[begin DATASET EXTRACT]
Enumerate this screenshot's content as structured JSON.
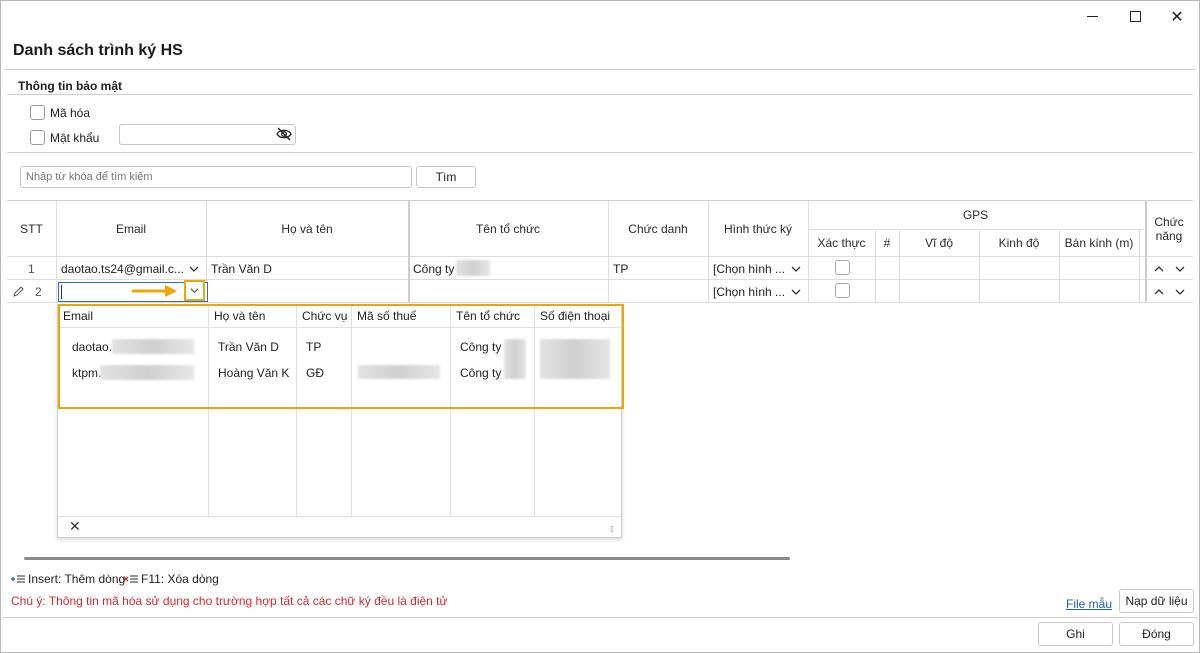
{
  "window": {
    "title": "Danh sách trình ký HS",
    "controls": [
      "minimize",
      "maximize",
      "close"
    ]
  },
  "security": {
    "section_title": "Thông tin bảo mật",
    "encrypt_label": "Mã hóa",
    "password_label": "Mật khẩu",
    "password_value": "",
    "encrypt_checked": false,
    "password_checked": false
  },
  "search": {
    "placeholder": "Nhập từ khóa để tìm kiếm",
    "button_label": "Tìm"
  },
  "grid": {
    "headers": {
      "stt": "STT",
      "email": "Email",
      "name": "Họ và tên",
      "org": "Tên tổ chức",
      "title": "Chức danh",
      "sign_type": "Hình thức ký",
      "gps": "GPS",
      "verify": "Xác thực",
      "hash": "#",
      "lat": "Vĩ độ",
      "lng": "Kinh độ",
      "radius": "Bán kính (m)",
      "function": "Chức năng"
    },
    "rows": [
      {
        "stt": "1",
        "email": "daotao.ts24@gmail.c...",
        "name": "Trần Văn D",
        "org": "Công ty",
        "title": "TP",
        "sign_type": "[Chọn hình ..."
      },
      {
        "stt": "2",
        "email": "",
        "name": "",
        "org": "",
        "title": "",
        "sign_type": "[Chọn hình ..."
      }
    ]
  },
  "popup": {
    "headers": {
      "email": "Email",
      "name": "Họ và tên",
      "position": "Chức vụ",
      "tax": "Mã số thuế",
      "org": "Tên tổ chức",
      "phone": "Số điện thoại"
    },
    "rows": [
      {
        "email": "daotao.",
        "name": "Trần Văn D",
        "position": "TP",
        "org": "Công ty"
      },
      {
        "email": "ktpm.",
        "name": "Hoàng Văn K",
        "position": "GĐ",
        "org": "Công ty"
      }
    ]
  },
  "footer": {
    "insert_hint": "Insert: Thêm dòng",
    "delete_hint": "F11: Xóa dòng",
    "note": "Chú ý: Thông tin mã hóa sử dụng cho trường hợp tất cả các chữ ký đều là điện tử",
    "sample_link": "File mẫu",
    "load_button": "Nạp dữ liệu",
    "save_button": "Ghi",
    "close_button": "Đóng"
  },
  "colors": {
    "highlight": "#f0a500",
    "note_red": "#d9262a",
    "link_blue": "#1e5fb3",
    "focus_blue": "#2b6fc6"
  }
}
[end DATASET EXTRACT]
[begin DATASET EXTRACT]
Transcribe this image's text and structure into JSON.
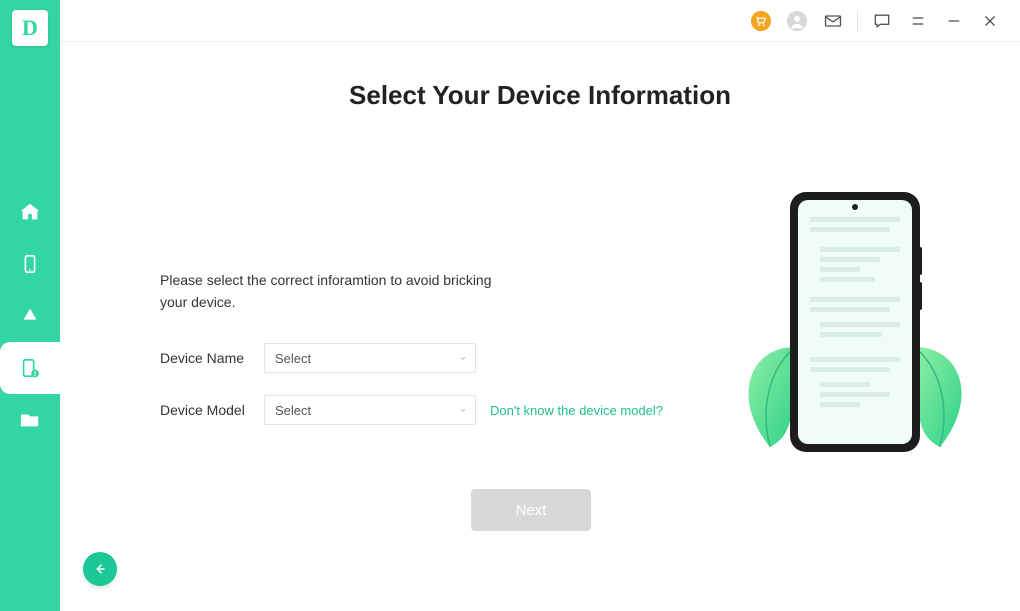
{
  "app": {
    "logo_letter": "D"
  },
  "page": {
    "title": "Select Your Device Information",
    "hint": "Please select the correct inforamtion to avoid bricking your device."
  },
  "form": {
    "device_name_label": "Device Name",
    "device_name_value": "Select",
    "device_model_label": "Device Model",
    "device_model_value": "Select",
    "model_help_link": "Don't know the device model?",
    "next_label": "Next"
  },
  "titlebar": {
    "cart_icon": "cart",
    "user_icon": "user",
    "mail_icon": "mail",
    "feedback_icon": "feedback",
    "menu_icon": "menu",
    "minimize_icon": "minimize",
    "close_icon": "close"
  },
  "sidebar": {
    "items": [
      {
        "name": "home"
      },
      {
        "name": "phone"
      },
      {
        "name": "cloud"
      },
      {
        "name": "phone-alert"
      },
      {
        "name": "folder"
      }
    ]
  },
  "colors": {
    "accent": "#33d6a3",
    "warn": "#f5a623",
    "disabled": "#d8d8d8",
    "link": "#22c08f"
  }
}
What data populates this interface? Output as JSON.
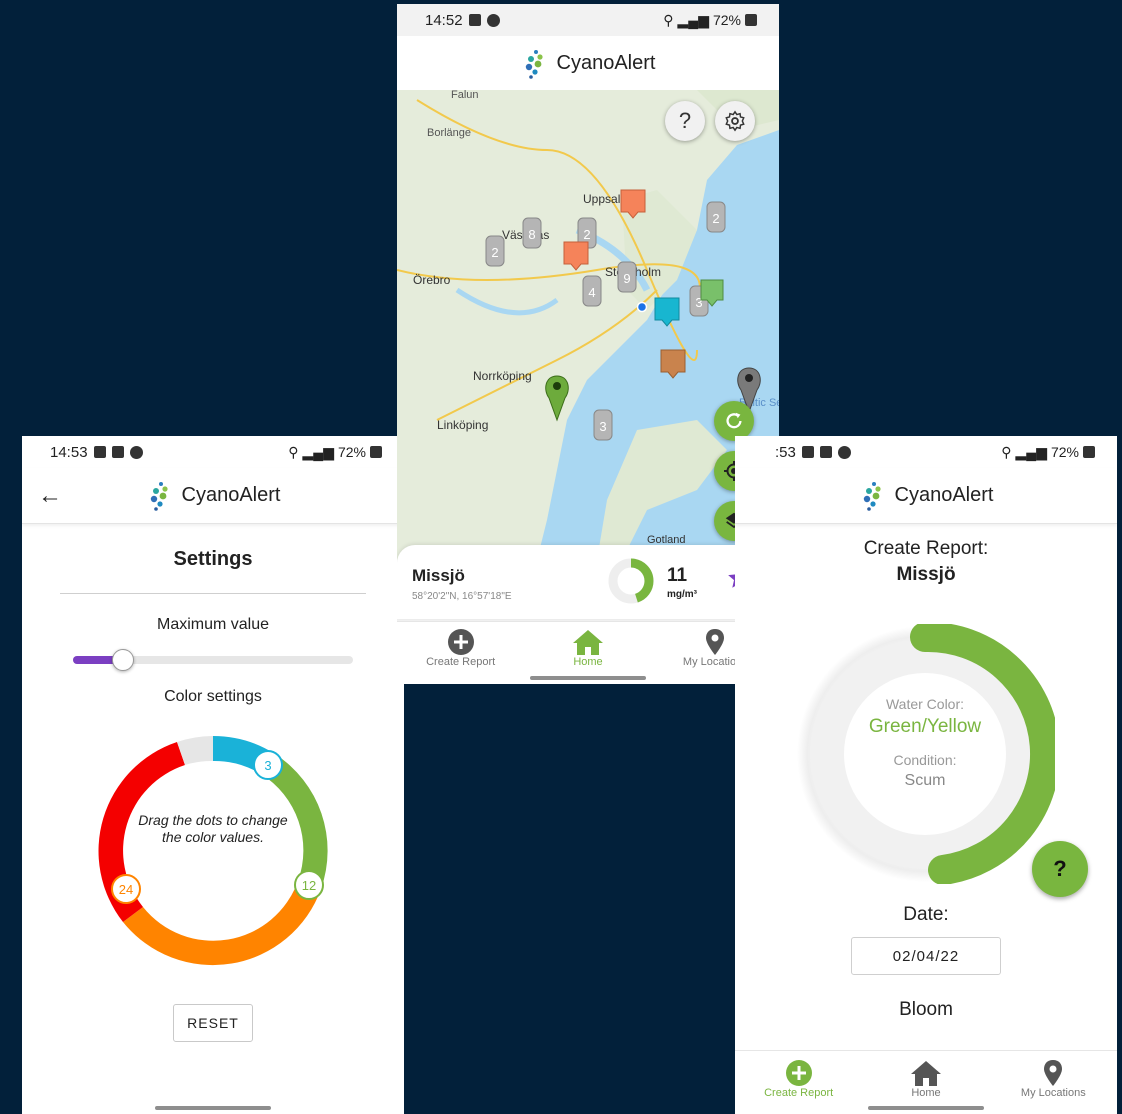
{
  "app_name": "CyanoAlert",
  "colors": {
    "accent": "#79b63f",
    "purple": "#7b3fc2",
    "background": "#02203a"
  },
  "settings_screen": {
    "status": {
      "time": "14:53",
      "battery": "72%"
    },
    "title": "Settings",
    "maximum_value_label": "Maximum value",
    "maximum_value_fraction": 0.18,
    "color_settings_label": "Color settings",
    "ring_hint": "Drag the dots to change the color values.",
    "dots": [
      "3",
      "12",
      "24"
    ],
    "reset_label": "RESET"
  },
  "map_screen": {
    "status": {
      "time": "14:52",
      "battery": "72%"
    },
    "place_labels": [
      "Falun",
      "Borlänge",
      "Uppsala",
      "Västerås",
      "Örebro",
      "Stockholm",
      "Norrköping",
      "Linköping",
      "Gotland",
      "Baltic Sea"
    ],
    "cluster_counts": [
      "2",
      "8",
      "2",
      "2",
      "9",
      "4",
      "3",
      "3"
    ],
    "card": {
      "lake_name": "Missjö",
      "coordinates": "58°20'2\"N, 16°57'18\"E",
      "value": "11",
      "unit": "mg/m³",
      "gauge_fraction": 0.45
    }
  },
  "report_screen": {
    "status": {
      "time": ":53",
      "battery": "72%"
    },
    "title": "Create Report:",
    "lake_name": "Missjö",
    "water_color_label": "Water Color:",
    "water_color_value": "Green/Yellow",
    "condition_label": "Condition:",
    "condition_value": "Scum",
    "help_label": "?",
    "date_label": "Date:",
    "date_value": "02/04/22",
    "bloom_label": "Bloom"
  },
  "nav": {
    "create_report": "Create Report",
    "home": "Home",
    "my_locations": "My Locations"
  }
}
[end DATASET EXTRACT]
• WORK TO COMPLETE
Your task is to gather every line with the word "dots" and copy it.

• IN RESPONSE
    "ring_hint": "Drag the dots to change the color values.",
    "dots": [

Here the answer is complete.